### Reading text:
====

The initial drive for the campaign will be to encourage women to tag @OurWhisky in a photo of themselves that illustrates how they like to drink whisky – at a bar, at home with their partners or with friends, and use the hashtag #OurWhisky. Their photos will then be retweeted, regrammed and shared with fellow whisky enthusiasts to build a digital community that reflects the face of the modern whisky drinker.

Becky comments: “We are asking whisky lovers all over the world to take a photo of themselves that illustrates how they like to enjoy whisky, whether in a cocktail, from a hipflask on a wintry walk, as an accompaniment to their favourite meal, wrapped in a blanket on the couch, hanging out with friends or doing something more adventurous!”

“The campaign is called #OurWhisky as our first and foremost priorities are equality, gender parity and inclusiveness. Whisky is a drink that can be enjoyed by everyone, and we feel it’s important to demonstrate that by celebrating the gender and cultural diversity of the modern day whisky drinker.”

Georgie says: “Whisky still widely succumbs to misconceptions amongst consumers. The more people we get involved in spreading the message that whisky does in fact have a broad appeal, the stronger it will become.”

====

### Stored data:
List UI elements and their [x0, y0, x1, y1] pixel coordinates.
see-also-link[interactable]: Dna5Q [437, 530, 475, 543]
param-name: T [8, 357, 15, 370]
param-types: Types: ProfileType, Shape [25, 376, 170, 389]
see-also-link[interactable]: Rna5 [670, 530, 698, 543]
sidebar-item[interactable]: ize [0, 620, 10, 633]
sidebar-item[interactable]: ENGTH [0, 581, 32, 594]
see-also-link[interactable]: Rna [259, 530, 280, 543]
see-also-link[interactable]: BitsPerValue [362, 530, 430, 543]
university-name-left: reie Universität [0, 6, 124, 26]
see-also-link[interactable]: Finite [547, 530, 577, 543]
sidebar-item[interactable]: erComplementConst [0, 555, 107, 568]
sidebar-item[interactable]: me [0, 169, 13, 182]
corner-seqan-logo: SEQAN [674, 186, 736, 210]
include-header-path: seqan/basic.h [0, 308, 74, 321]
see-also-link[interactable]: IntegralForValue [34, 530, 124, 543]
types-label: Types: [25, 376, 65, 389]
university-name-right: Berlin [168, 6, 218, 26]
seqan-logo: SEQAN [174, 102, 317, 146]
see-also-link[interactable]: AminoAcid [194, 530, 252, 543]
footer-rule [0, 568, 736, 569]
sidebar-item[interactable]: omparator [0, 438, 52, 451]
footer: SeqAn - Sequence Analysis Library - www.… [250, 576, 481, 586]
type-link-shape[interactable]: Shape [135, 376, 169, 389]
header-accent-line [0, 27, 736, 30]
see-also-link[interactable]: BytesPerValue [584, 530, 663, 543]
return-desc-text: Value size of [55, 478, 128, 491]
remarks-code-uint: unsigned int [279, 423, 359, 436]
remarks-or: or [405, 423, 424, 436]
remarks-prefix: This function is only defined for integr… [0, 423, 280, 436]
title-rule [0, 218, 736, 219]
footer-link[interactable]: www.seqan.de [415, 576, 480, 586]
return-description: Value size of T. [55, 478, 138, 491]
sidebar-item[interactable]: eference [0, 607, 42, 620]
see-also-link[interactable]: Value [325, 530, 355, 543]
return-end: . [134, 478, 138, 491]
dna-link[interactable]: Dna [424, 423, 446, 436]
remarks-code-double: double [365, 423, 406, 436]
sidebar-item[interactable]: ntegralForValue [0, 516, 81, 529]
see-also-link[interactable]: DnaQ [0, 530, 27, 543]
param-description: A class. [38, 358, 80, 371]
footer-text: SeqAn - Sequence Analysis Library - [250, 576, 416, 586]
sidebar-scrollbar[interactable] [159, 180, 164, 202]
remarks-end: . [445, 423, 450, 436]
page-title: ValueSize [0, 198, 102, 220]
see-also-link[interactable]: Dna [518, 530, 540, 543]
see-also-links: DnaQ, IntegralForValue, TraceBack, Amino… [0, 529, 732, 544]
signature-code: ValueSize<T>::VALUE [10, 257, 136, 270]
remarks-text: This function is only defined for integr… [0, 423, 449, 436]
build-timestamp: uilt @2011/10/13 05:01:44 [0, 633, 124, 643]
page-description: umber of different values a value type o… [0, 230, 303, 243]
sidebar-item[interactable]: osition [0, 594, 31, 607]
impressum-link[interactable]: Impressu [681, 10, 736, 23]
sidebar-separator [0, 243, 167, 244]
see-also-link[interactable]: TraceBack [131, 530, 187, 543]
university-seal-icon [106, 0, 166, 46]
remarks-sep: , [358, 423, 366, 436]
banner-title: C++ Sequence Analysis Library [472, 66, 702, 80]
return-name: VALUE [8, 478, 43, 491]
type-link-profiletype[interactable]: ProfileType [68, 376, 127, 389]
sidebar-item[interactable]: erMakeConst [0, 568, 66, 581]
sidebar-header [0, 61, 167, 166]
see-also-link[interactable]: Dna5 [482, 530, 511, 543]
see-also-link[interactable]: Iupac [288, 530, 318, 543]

====

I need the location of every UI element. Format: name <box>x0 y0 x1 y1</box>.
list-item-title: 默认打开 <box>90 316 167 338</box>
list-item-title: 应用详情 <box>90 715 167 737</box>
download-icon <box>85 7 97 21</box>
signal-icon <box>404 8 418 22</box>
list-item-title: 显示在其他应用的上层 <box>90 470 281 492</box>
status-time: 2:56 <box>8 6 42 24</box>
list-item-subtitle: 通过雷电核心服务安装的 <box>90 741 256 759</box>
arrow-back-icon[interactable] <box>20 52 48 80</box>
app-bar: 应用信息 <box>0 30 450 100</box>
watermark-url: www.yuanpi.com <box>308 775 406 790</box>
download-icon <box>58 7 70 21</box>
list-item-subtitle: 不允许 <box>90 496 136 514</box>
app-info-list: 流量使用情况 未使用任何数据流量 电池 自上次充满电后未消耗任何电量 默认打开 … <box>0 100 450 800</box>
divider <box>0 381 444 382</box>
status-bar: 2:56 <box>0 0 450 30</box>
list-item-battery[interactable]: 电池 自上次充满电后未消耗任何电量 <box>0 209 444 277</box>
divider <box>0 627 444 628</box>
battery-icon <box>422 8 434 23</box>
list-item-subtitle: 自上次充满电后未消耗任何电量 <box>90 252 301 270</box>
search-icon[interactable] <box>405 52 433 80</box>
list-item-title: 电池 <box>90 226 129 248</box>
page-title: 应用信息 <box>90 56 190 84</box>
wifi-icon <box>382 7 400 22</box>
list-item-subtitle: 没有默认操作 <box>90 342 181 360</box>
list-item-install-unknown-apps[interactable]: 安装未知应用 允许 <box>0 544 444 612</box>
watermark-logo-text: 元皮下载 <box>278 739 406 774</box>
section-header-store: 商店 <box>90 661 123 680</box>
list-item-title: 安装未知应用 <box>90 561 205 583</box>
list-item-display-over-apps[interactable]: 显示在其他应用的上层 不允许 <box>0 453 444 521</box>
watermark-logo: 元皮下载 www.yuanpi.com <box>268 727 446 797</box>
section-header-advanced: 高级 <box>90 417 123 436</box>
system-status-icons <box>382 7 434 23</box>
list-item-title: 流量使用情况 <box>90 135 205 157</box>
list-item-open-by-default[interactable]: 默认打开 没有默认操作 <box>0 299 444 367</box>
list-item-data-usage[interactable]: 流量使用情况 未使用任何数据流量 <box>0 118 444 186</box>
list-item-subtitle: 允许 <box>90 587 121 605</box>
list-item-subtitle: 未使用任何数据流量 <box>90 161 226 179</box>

====

### What this task involves:
Resume the text on the #OurWhisky campaign, picking up after its final sentence. The entries stand apart from the text and are unrelated to it.

### Exercise response:
She adds: “This is something we both feel really strongly about, a true passion project – it’s not a branded piece but instead a rally cry to unite whisky lovers and the industry together.”

Following the initial launch, the #OurWhisky campaign will evolve to encompass diversity, highlighting different ethnicities and cultures, to move forward against preconceived notions of what a whisky drinker ‘should’ look like.

The tagged photos will be collated and published on the @ourwhisky Instagram, Twitter and Facebook accounts.


OurWhisky is an on-going global campaign to highlight the diversity of the whisky industry, the inclusiveness of whisky and the variety of its drinkers. The project is designed to challenge opinions of what a whisky drinker looks like through a photographical social media series. Spearheaded by Becky Paskin, Editor of, the leading online whisky magazine, and Georgie Bell, Global Whisky Educator, they hope to inspire people all over the globe by showcasing how diverse the whisky industry really is.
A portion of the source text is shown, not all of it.